Data
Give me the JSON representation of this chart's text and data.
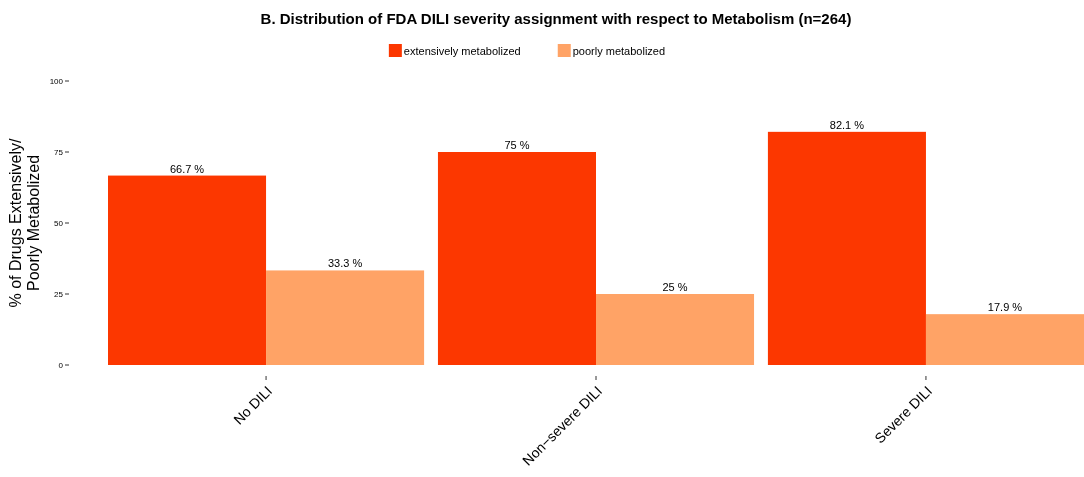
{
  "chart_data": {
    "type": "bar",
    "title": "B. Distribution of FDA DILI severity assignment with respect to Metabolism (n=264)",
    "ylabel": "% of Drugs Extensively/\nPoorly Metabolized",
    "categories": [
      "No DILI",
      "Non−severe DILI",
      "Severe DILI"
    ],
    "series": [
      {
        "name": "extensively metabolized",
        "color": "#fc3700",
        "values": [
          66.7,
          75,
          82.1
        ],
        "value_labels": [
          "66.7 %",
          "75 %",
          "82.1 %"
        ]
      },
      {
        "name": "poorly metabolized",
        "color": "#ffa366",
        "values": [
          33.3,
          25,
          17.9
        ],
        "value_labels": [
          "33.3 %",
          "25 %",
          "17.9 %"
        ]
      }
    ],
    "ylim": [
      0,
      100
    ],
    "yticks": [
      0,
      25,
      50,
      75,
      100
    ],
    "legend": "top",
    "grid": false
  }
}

==

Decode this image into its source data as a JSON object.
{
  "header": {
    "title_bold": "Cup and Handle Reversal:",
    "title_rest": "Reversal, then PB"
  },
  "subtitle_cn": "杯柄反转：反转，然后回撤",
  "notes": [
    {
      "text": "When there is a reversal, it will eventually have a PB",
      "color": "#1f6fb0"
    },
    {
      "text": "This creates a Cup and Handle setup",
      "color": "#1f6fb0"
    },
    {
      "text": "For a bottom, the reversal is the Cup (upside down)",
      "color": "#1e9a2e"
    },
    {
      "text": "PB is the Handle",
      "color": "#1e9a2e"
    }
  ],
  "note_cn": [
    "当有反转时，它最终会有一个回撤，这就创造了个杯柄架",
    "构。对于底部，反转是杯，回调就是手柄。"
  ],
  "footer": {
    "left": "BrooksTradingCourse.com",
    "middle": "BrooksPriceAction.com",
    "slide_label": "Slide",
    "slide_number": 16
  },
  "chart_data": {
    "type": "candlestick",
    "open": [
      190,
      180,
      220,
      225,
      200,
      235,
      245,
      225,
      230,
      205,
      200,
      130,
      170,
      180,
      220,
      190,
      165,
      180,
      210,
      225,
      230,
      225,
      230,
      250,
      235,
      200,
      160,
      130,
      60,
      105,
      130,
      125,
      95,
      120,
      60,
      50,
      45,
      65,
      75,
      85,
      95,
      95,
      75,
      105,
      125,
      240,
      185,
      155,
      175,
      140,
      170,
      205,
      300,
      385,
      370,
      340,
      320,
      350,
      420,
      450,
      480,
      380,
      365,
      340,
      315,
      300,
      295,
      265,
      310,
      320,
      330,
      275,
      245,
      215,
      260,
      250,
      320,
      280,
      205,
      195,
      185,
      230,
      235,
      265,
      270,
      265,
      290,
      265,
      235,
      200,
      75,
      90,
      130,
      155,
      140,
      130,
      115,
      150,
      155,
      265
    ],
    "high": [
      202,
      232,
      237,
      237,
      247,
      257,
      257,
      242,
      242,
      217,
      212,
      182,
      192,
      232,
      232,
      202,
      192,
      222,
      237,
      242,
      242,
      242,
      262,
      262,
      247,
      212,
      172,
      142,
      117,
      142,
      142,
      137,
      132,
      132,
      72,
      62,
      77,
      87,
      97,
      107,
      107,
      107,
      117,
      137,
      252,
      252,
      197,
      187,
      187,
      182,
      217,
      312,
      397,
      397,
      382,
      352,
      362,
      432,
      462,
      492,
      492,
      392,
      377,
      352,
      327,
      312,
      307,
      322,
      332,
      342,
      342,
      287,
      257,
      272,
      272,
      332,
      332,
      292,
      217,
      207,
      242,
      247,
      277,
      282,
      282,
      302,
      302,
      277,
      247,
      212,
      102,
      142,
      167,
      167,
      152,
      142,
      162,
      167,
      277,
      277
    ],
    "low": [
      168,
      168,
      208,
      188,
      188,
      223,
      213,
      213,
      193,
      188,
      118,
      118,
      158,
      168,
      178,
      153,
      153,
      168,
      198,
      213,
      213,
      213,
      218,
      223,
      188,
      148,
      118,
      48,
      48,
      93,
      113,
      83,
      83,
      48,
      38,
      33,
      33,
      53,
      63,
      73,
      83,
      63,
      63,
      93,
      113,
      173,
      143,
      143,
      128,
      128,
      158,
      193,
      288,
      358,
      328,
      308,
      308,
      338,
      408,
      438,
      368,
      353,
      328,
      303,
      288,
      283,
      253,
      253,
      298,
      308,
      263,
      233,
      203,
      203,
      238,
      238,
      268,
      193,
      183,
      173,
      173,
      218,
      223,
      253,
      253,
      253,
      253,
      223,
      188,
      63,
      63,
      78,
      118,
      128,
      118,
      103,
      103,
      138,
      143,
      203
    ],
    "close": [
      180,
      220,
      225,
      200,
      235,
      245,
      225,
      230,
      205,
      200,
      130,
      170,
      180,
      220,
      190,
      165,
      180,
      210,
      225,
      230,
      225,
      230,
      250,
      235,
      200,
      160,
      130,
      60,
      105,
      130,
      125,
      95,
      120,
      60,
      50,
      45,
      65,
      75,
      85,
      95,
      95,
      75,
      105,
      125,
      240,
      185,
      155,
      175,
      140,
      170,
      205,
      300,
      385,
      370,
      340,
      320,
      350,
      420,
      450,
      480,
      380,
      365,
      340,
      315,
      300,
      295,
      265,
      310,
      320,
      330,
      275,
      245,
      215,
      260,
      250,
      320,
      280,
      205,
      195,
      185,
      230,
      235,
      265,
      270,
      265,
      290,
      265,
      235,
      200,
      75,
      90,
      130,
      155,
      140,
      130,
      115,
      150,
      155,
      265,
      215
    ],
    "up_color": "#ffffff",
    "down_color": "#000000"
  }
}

* * *

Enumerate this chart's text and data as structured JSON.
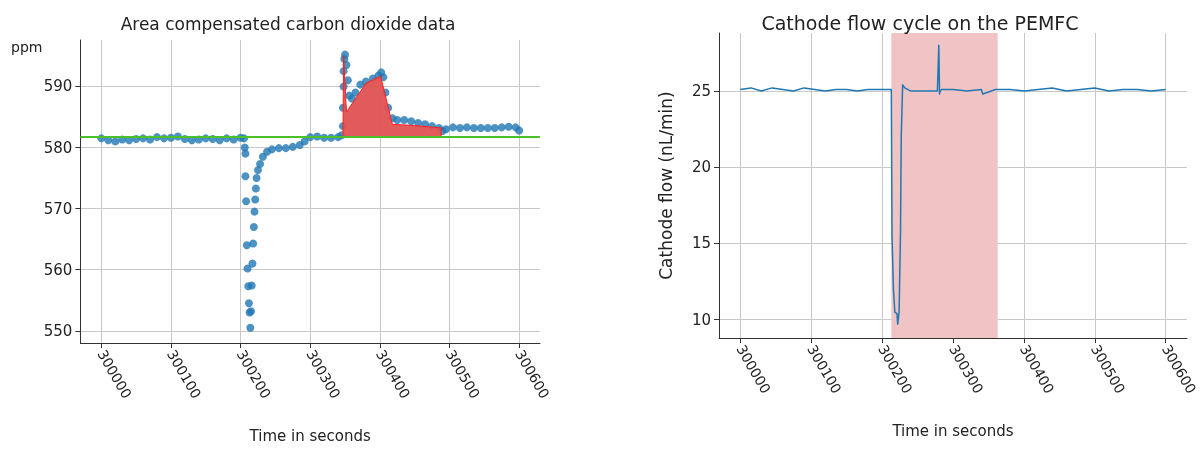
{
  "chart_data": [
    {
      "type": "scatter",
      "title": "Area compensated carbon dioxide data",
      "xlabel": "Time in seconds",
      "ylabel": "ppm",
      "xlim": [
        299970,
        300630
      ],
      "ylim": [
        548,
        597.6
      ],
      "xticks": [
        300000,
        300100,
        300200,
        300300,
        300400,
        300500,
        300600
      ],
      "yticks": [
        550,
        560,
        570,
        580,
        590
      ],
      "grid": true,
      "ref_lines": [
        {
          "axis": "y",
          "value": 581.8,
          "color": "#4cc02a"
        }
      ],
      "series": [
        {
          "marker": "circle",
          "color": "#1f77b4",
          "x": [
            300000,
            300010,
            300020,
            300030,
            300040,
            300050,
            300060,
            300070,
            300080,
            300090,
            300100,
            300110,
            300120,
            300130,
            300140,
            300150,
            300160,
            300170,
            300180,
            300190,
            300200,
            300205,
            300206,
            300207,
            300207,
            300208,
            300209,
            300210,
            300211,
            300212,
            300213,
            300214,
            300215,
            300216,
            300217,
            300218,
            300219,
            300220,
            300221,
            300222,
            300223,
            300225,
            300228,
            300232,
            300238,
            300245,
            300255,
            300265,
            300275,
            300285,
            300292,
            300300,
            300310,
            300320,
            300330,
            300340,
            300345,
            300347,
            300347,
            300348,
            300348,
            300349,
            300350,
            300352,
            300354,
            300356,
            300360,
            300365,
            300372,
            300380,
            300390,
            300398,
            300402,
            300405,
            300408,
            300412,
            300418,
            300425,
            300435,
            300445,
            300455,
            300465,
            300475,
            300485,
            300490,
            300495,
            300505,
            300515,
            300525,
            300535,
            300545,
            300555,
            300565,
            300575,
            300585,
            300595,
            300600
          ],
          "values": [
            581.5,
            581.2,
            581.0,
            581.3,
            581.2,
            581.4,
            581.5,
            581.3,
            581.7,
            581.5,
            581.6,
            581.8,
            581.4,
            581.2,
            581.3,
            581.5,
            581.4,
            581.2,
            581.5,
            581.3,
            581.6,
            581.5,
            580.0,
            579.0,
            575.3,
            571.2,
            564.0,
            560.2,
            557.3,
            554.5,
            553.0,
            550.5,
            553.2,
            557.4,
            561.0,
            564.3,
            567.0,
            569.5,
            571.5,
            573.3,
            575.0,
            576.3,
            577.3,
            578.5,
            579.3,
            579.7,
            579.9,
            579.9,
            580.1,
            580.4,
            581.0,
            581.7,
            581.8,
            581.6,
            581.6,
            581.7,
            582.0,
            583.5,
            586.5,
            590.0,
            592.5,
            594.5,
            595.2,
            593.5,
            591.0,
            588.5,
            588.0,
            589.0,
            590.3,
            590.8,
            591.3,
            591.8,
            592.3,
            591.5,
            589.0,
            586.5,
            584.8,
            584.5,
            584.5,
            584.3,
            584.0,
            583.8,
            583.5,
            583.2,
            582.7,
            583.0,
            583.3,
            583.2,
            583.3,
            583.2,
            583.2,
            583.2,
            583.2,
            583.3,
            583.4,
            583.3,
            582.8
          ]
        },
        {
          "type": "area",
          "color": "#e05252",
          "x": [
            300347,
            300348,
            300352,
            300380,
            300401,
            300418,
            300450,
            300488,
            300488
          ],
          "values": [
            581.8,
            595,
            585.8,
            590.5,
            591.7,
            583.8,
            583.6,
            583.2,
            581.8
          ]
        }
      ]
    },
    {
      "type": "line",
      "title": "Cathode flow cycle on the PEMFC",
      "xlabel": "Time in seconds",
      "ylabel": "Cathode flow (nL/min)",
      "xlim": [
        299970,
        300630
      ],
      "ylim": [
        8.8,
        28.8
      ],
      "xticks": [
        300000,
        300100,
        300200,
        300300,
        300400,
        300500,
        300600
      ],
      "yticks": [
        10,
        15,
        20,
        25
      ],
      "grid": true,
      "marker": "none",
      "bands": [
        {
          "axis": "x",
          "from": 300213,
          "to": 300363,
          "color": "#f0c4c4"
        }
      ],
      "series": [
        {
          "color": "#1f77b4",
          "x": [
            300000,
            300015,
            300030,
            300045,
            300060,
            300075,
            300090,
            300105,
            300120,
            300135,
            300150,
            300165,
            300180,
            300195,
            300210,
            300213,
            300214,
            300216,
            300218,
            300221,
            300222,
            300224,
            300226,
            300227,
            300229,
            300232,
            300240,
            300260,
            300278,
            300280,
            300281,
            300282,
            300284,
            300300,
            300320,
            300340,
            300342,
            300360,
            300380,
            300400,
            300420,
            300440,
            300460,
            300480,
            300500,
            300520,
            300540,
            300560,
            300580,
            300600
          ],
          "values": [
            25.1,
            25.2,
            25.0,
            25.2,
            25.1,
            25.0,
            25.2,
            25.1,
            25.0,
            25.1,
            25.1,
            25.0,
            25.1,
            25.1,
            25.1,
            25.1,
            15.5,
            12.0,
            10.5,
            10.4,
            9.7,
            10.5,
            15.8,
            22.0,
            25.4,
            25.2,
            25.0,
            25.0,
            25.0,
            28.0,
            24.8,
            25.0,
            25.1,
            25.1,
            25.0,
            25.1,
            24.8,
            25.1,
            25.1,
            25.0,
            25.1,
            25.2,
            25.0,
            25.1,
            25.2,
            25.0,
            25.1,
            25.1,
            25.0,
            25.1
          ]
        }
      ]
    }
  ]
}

Given problem
Copy every line that contains the string "flow".

Task output
      "title": "Cathode flow cycle on the PEMFC",
      "ylabel": "Cathode flow (nL/min)",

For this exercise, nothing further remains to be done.